Aim
Copy out the entries in full and with complete accuracy; pictures are excluded.

(Items listed in a dataset)
□ □ □ □ □
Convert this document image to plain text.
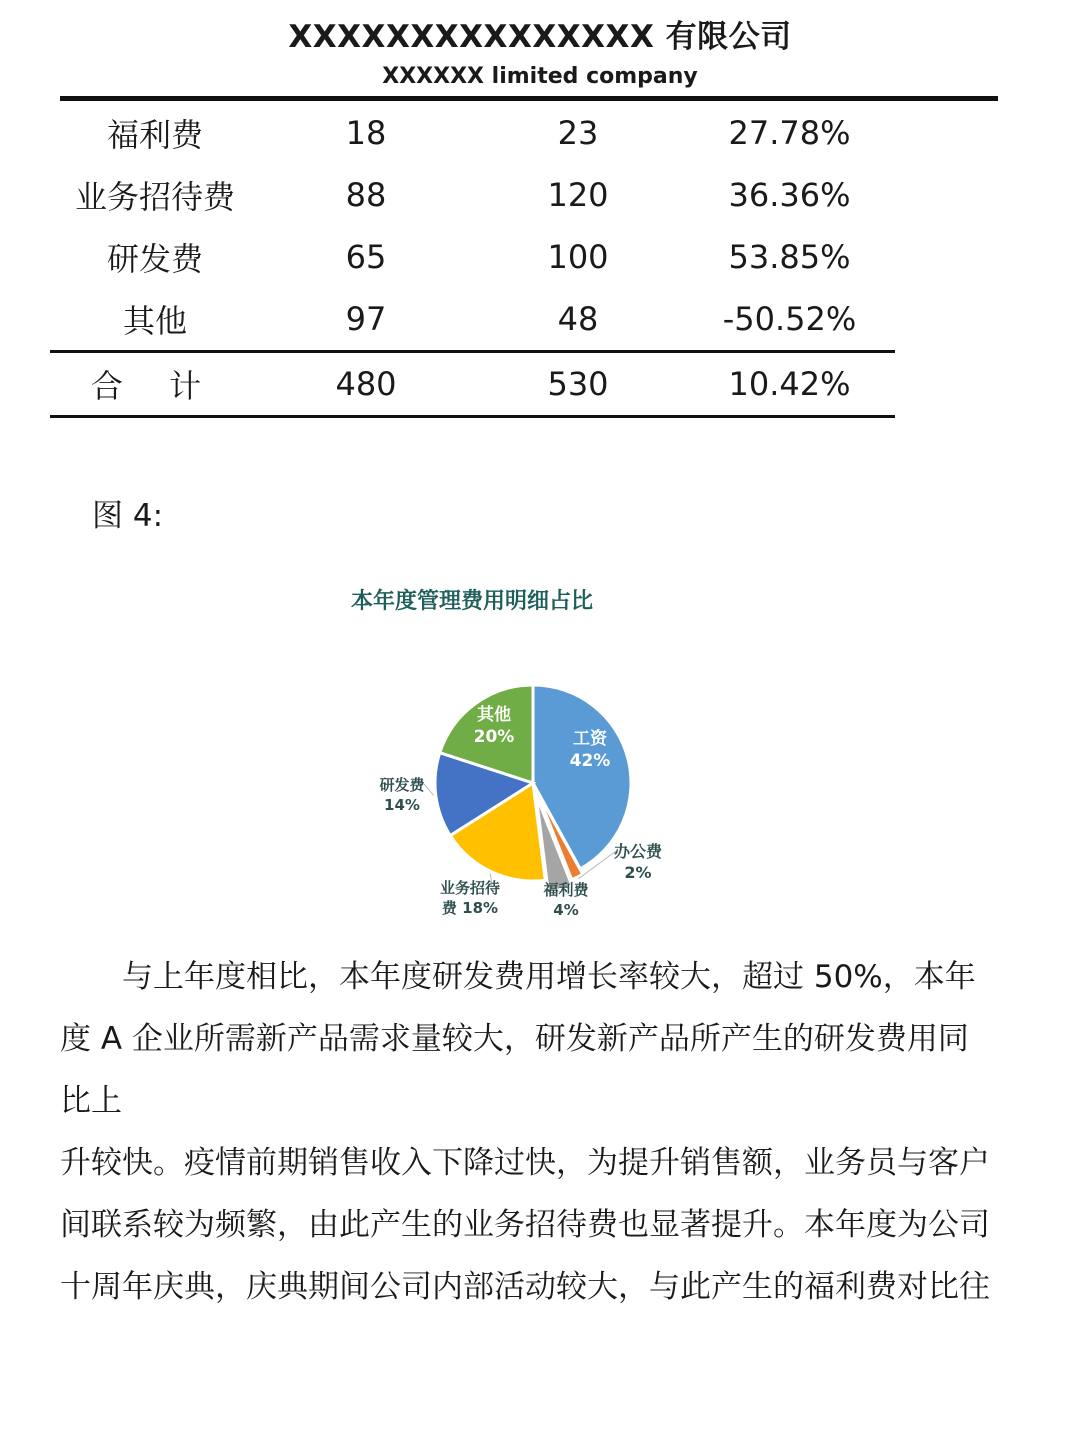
XXXXXXXXXXXXXXX 有限公司
XXXXXX limited company
福利费	18	23	27.78%
业务招待费	88	120	36.36%
研发费	65	100	53.85%
其他	97	48	-50.52%
合 计	480	530	10.42%
图 4:
本年度管理费用明细占比
工资 42%
办公费 2%
福利费 4%
业务招待费 18%
研发费 14%
其他 20%
与上年度相比，本年度研发费用增长率较大，超过 50%，本年
度 A 企业所需新产品需求量较大，研发新产品所产生的研发费用同
比上
升较快。疫情前期销售收入下降过快，为提升销售额，业务员与客户
间联系较为频繁，由此产生的业务招待费也显著提升。本年度为公司
十周年庆典，庆典期间公司内部活动较大，与此产生的福利费对比往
□ □ □ □ □
Answer to this task
Convert this document image to plain text.
XXXXXXXXXXXXXXX 有限公司
XXXXXX limited company
福利费	18	23	27.78%
业务招待费	88	120	36.36%
研发费	65	100	53.85%
其他	97	48	-50.52%
合 计	480	530	10.42%
图 4:
本年度管理费用明细占比
工资 42%
办公费 2%
福利费 4%
业务招待费 18%
研发费 14%
其他 20%
与上年度相比，本年度研发费用增长率较大，超过 50%，本年
度 A 企业所需新产品需求量较大，研发新产品所产生的研发费用同
比上
升较快。疫情前期销售收入下降过快，为提升销售额，业务员与客户
间联系较为频繁，由此产生的业务招待费也显著提升。本年度为公司
十周年庆典，庆典期间公司内部活动较大，与此产生的福利费对比往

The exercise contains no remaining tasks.